Repeat the listing word for word. No pictures belong in the copy.

=== DATA FOR PROCESSING ===

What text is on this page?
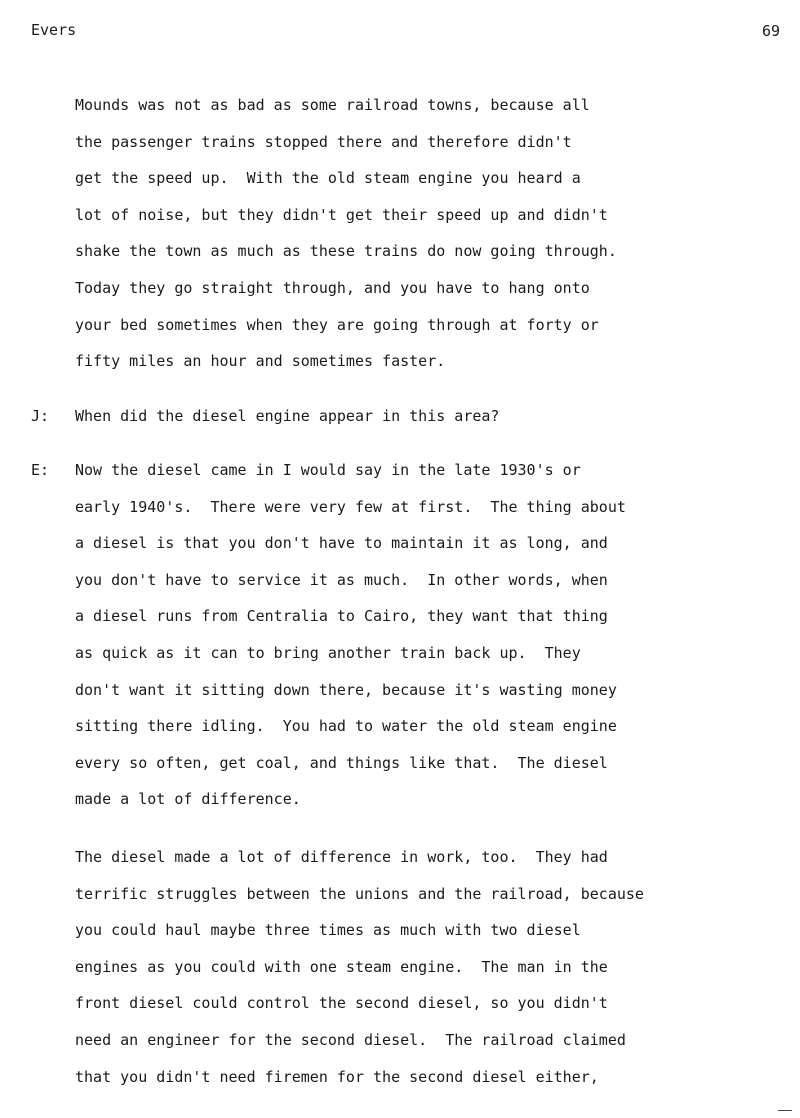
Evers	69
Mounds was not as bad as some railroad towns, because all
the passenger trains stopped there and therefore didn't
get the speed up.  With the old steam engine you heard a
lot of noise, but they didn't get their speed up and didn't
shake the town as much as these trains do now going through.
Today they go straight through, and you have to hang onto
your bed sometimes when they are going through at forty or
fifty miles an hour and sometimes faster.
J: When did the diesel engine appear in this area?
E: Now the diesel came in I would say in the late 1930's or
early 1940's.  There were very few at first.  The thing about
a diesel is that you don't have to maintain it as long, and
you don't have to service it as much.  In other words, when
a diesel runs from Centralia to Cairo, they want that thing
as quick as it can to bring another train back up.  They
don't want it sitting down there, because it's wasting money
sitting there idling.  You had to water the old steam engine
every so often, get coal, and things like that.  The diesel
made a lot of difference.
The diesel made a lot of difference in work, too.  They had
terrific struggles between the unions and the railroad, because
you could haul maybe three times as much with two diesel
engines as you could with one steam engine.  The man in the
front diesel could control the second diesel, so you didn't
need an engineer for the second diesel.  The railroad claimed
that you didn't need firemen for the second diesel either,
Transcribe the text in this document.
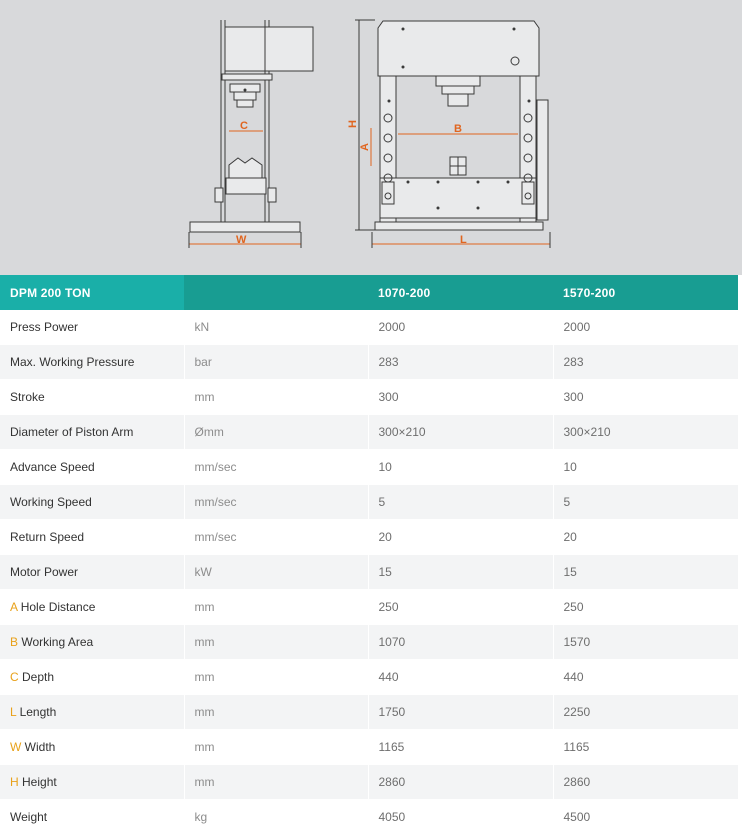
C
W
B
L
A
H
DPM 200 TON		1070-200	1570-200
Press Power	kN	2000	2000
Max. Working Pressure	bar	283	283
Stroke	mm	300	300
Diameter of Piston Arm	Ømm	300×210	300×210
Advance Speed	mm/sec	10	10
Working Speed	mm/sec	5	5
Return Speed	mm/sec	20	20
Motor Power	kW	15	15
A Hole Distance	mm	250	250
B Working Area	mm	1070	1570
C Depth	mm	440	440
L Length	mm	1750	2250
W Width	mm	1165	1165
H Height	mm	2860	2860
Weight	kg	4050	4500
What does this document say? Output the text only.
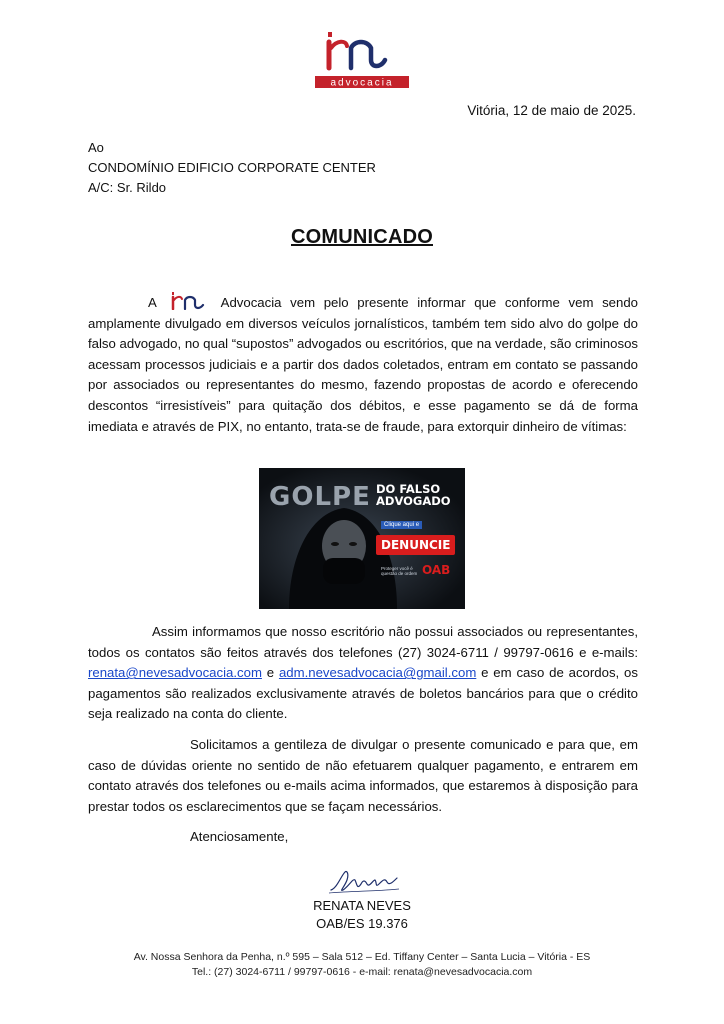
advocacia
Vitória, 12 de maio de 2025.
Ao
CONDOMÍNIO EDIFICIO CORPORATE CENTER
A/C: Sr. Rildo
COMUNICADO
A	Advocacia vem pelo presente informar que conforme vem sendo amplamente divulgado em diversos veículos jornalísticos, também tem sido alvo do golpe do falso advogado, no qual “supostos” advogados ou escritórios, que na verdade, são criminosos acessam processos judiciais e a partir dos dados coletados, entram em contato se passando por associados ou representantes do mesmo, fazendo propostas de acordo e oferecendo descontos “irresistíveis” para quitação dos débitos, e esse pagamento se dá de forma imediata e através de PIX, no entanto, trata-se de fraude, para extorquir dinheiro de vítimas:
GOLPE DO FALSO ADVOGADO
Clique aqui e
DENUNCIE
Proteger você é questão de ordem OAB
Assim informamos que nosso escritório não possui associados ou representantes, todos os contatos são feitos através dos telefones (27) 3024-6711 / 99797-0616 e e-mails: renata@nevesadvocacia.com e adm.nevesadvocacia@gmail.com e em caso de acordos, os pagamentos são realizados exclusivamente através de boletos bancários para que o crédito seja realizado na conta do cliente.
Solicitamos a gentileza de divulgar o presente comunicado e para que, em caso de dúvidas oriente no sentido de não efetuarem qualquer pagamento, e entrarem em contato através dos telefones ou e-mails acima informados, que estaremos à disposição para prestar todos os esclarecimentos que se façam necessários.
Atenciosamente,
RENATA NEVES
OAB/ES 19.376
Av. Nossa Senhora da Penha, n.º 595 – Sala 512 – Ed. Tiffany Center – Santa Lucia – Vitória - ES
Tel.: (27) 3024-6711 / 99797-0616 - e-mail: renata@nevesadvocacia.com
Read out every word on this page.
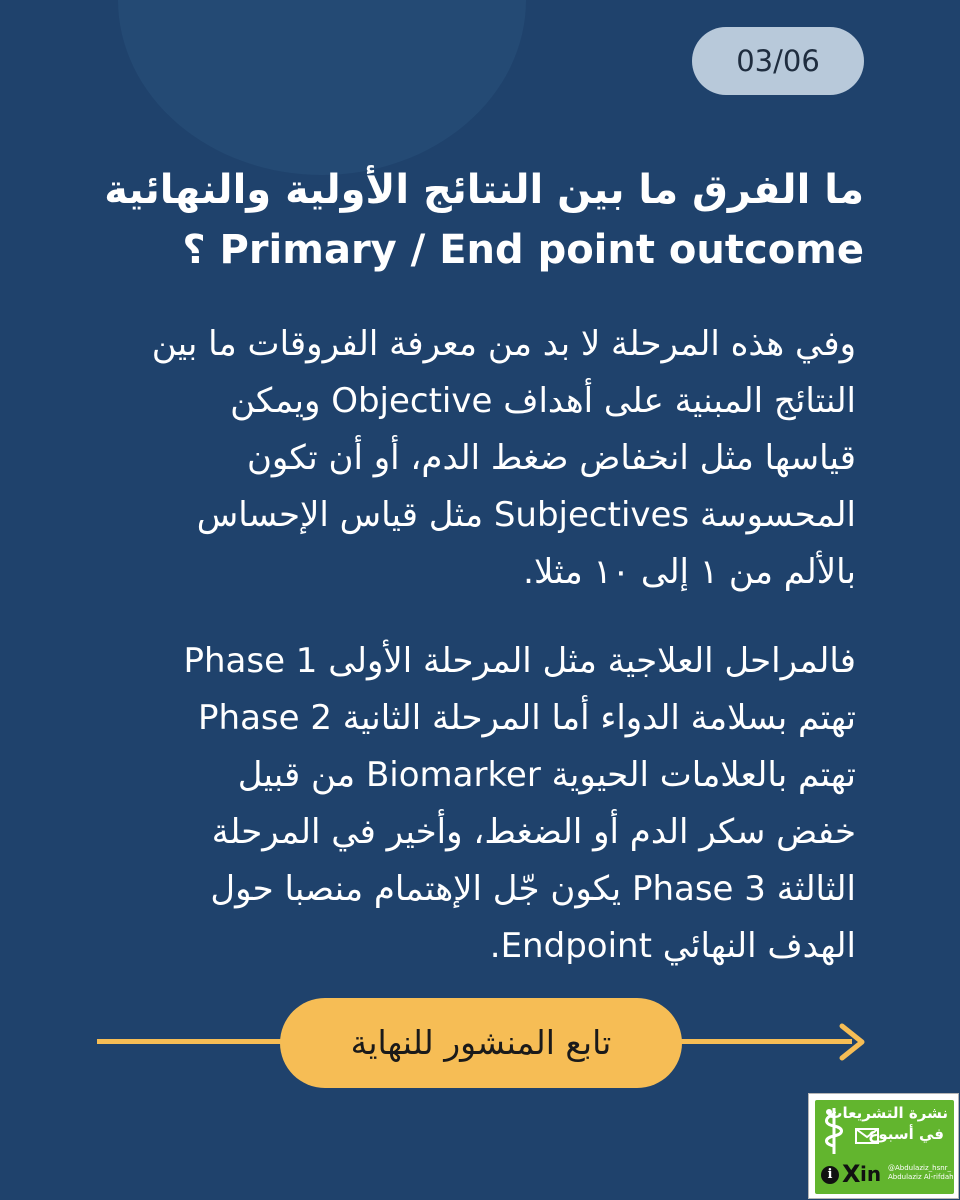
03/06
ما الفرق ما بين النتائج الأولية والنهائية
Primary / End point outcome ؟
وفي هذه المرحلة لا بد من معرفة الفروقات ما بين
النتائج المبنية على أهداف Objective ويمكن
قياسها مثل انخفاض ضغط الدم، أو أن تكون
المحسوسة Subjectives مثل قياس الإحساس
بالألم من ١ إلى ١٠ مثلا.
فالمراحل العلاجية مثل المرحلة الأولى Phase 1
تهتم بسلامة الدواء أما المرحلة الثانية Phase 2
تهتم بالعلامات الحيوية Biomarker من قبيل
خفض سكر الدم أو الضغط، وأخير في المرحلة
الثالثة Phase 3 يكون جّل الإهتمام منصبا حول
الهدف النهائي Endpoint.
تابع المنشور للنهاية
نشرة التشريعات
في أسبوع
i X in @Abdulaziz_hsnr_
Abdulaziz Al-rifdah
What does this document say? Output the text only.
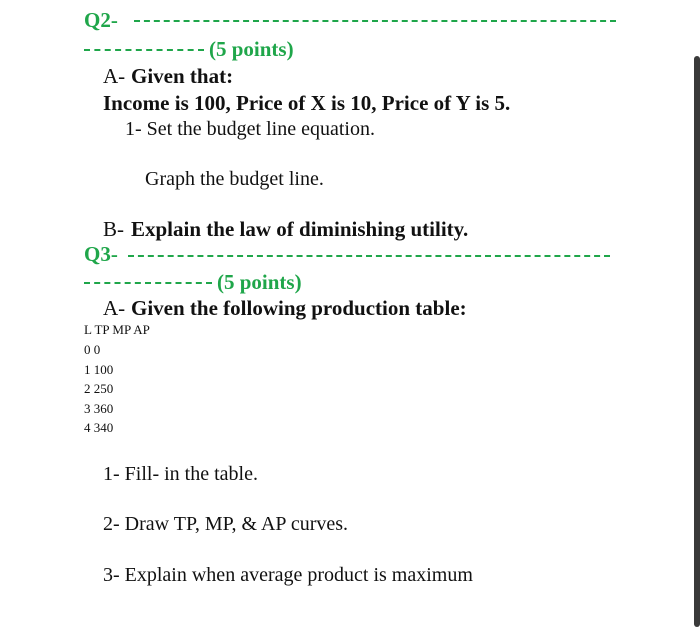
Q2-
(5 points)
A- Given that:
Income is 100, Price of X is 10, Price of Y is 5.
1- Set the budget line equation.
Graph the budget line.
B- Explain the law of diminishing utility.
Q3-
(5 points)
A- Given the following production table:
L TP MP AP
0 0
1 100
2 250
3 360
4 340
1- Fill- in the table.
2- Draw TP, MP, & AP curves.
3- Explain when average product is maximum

===

**FULL RESPONSE**.
What text is on this page?
Evers	69
Mounds was not as bad as some railroad towns, because all
the passenger trains stopped there and therefore didn't
get the speed up.  With the old steam engine you heard a
lot of noise, but they didn't get their speed up and didn't
shake the town as much as these trains do now going through.
Today they go straight through, and you have to hang onto
your bed sometimes when they are going through at forty or
fifty miles an hour and sometimes faster.
J: When did the diesel engine appear in this area?
E: Now the diesel came in I would say in the late 1930's or
early 1940's.  There were very few at first.  The thing about
a diesel is that you don't have to maintain it as long, and
you don't have to service it as much.  In other words, when
a diesel runs from Centralia to Cairo, they want that thing
as quick as it can to bring another train back up.  They
don't want it sitting down there, because it's wasting money
sitting there idling.  You had to water the old steam engine
every so often, get coal, and things like that.  The diesel
made a lot of difference.
The diesel made a lot of difference in work, too.  They had
terrific struggles between the unions and the railroad, because
you could haul maybe three times as much with two diesel
engines as you could with one steam engine.  The man in the
front diesel could control the second diesel, so you didn't
need an engineer for the second diesel.  The railroad claimed
that you didn't need firemen for the second diesel either,
Transcribe the text in this document.
C
W
B
L
A
H
DPM 200 TON		1070-200	1570-200
Press Power	kN	2000	2000
Max. Working Pressure	bar	283	283
Stroke	mm	300	300
Diameter of Piston Arm	Ømm	300×210	300×210
Advance Speed	mm/sec	10	10
Working Speed	mm/sec	5	5
Return Speed	mm/sec	20	20
Motor Power	kW	15	15
A Hole Distance	mm	250	250
B Working Area	mm	1070	1570
C Depth	mm	440	440
L Length	mm	1750	2250
W Width	mm	1165	1165
H Height	mm	2860	2860
Weight	kg	4050	4500
What does this document say? Output the text only.
advocacia
Vitória, 12 de maio de 2025.
Ao
CONDOMÍNIO EDIFICIO CORPORATE CENTER
A/C: Sr. Rildo
COMUNICADO
A	Advocacia vem pelo presente informar que conforme vem sendo amplamente divulgado em diversos veículos jornalísticos, também tem sido alvo do golpe do falso advogado, no qual “supostos” advogados ou escritórios, que na verdade, são criminosos acessam processos judiciais e a partir dos dados coletados, entram em contato se passando por associados ou representantes do mesmo, fazendo propostas de acordo e oferecendo descontos “irresistíveis” para quitação dos débitos, e esse pagamento se dá de forma imediata e através de PIX, no entanto, trata-se de fraude, para extorquir dinheiro de vítimas:
GOLPE DO FALSO ADVOGADO
Clique aqui e
DENUNCIE
Proteger você é questão de ordem OAB
Assim informamos que nosso escritório não possui associados ou representantes, todos os contatos são feitos através dos telefones (27) 3024-6711 / 99797-0616 e e-mails: renata@nevesadvocacia.com e adm.nevesadvocacia@gmail.com e em caso de acordos, os pagamentos são realizados exclusivamente através de boletos bancários para que o crédito seja realizado na conta do cliente.
Solicitamos a gentileza de divulgar o presente comunicado e para que, em caso de dúvidas oriente no sentido de não efetuarem qualquer pagamento, e entrarem em contato através dos telefones ou e-mails acima informados, que estaremos à disposição para prestar todos os esclarecimentos que se façam necessários.
Atenciosamente,
RENATA NEVES
OAB/ES 19.376
Av. Nossa Senhora da Penha, n.º 595 – Sala 512 – Ed. Tiffany Center – Santa Lucia – Vitória - ES
Tel.: (27) 3024-6711 / 99797-0616 - e-mail: renata@nevesadvocacia.com
Read out every word on this page.
03/06
ما الفرق ما بين النتائج الأولية والنهائية
Primary / End point outcome ؟
وفي هذه المرحلة لا بد من معرفة الفروقات ما بين
النتائج المبنية على أهداف Objective ويمكن
قياسها مثل انخفاض ضغط الدم، أو أن تكون
المحسوسة Subjectives مثل قياس الإحساس
بالألم من ١ إلى ١٠ مثلا.
فالمراحل العلاجية مثل المرحلة الأولى Phase 1
تهتم بسلامة الدواء أما المرحلة الثانية Phase 2
تهتم بالعلامات الحيوية Biomarker من قبيل
خفض سكر الدم أو الضغط، وأخير في المرحلة
الثالثة Phase 3 يكون جّل الإهتمام منصبا حول
الهدف النهائي Endpoint.
تابع المنشور للنهاية
نشرة التشريعات
في أسبوع
i X in @Abdulaziz_hsnr_
Abdulaziz Al-rifdah
What does this document say? Output the text only.
Q2-
(5 points)
A- Given that:
Income is 100, Price of X is 10, Price of Y is 5.
1- Set the budget line equation.
Graph the budget line.
B- Explain the law of diminishing utility.
Q3-
(5 points)
A- Given the following production table:
L TP MP AP
0 0
1 100
2 250
3 360
4 340
1- Fill- in the table.
2- Draw TP, MP, & AP curves.
3- Explain when average product is maximum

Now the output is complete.